> [DATA IN THIS EXERCISE]:
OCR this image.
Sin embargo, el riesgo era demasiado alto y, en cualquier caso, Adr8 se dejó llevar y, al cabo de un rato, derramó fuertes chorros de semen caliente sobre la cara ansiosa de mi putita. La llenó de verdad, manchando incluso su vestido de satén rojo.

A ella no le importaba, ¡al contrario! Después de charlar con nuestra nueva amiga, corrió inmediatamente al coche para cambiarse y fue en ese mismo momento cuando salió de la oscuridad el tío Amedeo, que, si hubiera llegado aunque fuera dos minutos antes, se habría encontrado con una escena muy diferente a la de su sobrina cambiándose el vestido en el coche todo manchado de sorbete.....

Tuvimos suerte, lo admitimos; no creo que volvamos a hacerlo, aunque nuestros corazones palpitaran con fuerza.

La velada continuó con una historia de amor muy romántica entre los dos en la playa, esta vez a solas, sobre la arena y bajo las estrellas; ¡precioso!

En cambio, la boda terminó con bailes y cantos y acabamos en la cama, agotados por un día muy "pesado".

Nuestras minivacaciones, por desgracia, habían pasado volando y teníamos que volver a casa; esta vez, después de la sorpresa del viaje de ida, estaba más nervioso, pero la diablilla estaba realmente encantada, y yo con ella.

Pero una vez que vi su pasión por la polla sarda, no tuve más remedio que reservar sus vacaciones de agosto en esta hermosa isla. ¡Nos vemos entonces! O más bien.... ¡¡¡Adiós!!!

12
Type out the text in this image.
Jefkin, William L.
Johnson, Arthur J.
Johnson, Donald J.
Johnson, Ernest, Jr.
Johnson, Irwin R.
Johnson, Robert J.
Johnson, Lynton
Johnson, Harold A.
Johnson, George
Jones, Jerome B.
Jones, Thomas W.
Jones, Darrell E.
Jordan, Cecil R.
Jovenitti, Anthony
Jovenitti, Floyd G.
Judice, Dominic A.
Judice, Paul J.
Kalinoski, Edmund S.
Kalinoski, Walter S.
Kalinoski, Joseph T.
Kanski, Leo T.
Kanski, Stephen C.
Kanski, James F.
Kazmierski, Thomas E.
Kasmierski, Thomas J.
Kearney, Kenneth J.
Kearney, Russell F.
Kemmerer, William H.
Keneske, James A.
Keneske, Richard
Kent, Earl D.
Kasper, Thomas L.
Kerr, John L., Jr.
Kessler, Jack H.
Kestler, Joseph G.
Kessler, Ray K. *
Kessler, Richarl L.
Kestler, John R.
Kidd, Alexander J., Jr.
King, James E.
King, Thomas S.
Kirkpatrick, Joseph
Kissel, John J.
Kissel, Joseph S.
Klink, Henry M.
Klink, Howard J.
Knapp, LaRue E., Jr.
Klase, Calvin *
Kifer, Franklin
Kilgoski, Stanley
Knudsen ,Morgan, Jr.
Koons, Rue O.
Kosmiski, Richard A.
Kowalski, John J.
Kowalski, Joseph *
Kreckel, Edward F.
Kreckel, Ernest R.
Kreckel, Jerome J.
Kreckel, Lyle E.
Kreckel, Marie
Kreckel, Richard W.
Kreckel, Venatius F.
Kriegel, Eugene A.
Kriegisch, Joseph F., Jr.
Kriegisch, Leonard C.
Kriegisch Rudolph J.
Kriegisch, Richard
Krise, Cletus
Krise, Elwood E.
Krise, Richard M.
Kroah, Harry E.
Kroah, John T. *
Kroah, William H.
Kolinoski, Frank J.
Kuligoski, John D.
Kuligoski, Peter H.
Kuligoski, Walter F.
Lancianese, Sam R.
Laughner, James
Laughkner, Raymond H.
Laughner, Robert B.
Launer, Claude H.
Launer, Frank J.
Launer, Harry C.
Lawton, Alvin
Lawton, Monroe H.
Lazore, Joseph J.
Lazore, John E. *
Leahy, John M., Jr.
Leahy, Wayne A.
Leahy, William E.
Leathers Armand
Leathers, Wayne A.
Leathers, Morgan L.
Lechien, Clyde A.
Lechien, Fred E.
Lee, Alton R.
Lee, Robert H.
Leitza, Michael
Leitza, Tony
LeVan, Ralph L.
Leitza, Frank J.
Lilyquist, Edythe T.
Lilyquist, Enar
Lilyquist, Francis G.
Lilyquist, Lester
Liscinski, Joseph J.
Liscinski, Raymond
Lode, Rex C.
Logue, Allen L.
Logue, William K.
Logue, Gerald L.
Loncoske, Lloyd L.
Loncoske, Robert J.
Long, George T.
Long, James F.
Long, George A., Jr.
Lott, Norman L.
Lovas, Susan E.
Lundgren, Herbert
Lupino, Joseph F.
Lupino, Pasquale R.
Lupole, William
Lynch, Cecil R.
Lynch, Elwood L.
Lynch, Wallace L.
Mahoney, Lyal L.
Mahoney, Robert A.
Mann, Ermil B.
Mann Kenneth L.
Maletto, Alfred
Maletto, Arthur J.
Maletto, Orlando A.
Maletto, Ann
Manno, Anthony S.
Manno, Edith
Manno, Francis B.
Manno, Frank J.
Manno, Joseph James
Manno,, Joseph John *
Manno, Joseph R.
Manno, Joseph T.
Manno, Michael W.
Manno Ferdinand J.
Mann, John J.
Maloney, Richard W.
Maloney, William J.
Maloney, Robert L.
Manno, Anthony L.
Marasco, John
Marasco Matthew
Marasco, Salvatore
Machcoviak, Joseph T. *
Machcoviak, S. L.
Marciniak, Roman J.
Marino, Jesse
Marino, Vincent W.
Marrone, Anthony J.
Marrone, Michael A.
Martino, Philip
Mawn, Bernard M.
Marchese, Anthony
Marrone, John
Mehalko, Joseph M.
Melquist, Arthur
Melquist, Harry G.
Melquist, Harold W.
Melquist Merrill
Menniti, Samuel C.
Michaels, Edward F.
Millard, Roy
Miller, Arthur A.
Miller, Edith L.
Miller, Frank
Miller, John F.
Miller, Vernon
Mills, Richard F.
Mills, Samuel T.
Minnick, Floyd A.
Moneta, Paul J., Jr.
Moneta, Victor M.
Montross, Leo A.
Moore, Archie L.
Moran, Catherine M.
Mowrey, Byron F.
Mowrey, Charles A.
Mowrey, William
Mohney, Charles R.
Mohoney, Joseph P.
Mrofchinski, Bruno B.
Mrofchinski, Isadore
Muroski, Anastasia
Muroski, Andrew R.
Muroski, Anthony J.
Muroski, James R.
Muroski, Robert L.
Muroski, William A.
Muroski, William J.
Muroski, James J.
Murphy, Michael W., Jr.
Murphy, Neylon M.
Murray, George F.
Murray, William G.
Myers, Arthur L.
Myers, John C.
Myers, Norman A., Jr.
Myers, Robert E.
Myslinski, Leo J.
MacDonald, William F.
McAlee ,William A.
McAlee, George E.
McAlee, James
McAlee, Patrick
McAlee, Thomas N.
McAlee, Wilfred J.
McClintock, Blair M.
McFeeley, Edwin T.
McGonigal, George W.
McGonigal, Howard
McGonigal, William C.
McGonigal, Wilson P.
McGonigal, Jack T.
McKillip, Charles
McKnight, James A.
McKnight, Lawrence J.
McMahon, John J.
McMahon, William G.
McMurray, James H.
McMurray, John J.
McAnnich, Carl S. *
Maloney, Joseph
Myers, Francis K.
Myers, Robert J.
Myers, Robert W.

> [PROBLEM STATEMENT]: Among the entries, how many lines include the word "Johnson"? Answer with a single number and nothing further.

> [RESPONSE TO THIS EXERCISE]: 8